----- PROVIDED ENTRIES -----

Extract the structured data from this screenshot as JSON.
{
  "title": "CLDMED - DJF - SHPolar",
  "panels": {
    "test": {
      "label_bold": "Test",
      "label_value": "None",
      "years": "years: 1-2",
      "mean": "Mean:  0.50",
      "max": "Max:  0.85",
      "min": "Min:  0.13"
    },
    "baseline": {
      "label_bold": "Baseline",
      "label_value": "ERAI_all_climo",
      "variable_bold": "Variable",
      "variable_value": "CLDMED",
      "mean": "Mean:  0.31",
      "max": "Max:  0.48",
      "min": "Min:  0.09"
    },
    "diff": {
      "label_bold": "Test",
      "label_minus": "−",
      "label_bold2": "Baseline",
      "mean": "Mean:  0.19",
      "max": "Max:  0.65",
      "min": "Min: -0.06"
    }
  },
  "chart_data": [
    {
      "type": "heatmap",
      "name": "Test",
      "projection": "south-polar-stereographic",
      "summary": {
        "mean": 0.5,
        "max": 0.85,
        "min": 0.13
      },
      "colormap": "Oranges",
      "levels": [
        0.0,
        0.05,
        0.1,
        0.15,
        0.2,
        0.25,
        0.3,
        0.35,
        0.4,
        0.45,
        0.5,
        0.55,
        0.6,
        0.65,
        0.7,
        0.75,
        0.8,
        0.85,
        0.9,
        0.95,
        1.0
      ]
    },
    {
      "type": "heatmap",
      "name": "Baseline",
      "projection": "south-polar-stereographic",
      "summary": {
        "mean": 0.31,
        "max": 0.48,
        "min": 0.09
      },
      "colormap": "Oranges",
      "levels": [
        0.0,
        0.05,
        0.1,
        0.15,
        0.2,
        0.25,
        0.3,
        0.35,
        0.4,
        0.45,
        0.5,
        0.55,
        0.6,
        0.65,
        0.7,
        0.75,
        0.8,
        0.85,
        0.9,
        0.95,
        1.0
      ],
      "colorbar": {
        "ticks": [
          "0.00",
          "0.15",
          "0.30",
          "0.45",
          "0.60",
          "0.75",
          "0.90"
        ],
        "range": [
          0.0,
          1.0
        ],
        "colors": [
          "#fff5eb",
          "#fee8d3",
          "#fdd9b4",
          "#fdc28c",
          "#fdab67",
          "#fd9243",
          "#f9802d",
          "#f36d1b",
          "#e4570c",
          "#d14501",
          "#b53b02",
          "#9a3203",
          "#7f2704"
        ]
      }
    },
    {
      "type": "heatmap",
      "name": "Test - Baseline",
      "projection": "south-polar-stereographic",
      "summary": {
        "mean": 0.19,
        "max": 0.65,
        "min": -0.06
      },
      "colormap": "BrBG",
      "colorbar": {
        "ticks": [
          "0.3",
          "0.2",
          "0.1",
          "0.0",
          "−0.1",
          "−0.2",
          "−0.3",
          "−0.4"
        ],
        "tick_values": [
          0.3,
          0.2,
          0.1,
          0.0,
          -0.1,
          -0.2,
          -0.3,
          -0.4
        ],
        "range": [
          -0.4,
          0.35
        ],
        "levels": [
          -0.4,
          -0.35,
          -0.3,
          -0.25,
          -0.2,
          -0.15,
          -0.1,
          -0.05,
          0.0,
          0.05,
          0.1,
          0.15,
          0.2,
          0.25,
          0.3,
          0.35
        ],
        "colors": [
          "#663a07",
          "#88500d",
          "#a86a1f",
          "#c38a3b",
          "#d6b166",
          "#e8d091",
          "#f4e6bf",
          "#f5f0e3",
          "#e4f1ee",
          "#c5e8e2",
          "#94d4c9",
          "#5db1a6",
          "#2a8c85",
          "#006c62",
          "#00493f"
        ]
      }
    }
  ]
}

-----

§ JOB
Copy out the whole listing exactly; please set it all down.

§ THE RESPONSE
Extract the structured data from this screenshot as JSON.
{
  "title": "CLDMED - DJF - SHPolar",
  "panels": {
    "test": {
      "label_bold": "Test",
      "label_value": "None",
      "years": "years: 1-2",
      "mean": "Mean:  0.50",
      "max": "Max:  0.85",
      "min": "Min:  0.13"
    },
    "baseline": {
      "label_bold": "Baseline",
      "label_value": "ERAI_all_climo",
      "variable_bold": "Variable",
      "variable_value": "CLDMED",
      "mean": "Mean:  0.31",
      "max": "Max:  0.48",
      "min": "Min:  0.09"
    },
    "diff": {
      "label_bold": "Test",
      "label_minus": "−",
      "label_bold2": "Baseline",
      "mean": "Mean:  0.19",
      "max": "Max:  0.65",
      "min": "Min: -0.06"
    }
  },
  "chart_data": [
    {
      "type": "heatmap",
      "name": "Test",
      "projection": "south-polar-stereographic",
      "summary": {
        "mean": 0.5,
        "max": 0.85,
        "min": 0.13
      },
      "colormap": "Oranges",
      "levels": [
        0.0,
        0.05,
        0.1,
        0.15,
        0.2,
        0.25,
        0.3,
        0.35,
        0.4,
        0.45,
        0.5,
        0.55,
        0.6,
        0.65,
        0.7,
        0.75,
        0.8,
        0.85,
        0.9,
        0.95,
        1.0
      ]
    },
    {
      "type": "heatmap",
      "name": "Baseline",
      "projection": "south-polar-stereographic",
      "summary": {
        "mean": 0.31,
        "max": 0.48,
        "min": 0.09
      },
      "colormap": "Oranges",
      "levels": [
        0.0,
        0.05,
        0.1,
        0.15,
        0.2,
        0.25,
        0.3,
        0.35,
        0.4,
        0.45,
        0.5,
        0.55,
        0.6,
        0.65,
        0.7,
        0.75,
        0.8,
        0.85,
        0.9,
        0.95,
        1.0
      ],
      "colorbar": {
        "ticks": [
          "0.00",
          "0.15",
          "0.30",
          "0.45",
          "0.60",
          "0.75",
          "0.90"
        ],
        "range": [
          0.0,
          1.0
        ],
        "colors": [
          "#fff5eb",
          "#fee8d3",
          "#fdd9b4",
          "#fdc28c",
          "#fdab67",
          "#fd9243",
          "#f9802d",
          "#f36d1b",
          "#e4570c",
          "#d14501",
          "#b53b02",
          "#9a3203",
          "#7f2704"
        ]
      }
    },
    {
      "type": "heatmap",
      "name": "Test - Baseline",
      "projection": "south-polar-stereographic",
      "summary": {
        "mean": 0.19,
        "max": 0.65,
        "min": -0.06
      },
      "colormap": "BrBG",
      "colorbar": {
        "ticks": [
          "0.3",
          "0.2",
          "0.1",
          "0.0",
          "−0.1",
          "−0.2",
          "−0.3",
          "−0.4"
        ],
        "tick_values": [
          0.3,
          0.2,
          0.1,
          0.0,
          -0.1,
          -0.2,
          -0.3,
          -0.4
        ],
        "range": [
          -0.4,
          0.35
        ],
        "levels": [
          -0.4,
          -0.35,
          -0.3,
          -0.25,
          -0.2,
          -0.15,
          -0.1,
          -0.05,
          0.0,
          0.05,
          0.1,
          0.15,
          0.2,
          0.25,
          0.3,
          0.35
        ],
        "colors": [
          "#663a07",
          "#88500d",
          "#a86a1f",
          "#c38a3b",
          "#d6b166",
          "#e8d091",
          "#f4e6bf",
          "#f5f0e3",
          "#e4f1ee",
          "#c5e8e2",
          "#94d4c9",
          "#5db1a6",
          "#2a8c85",
          "#006c62",
          "#00493f"
        ]
      }
    }
  ]
}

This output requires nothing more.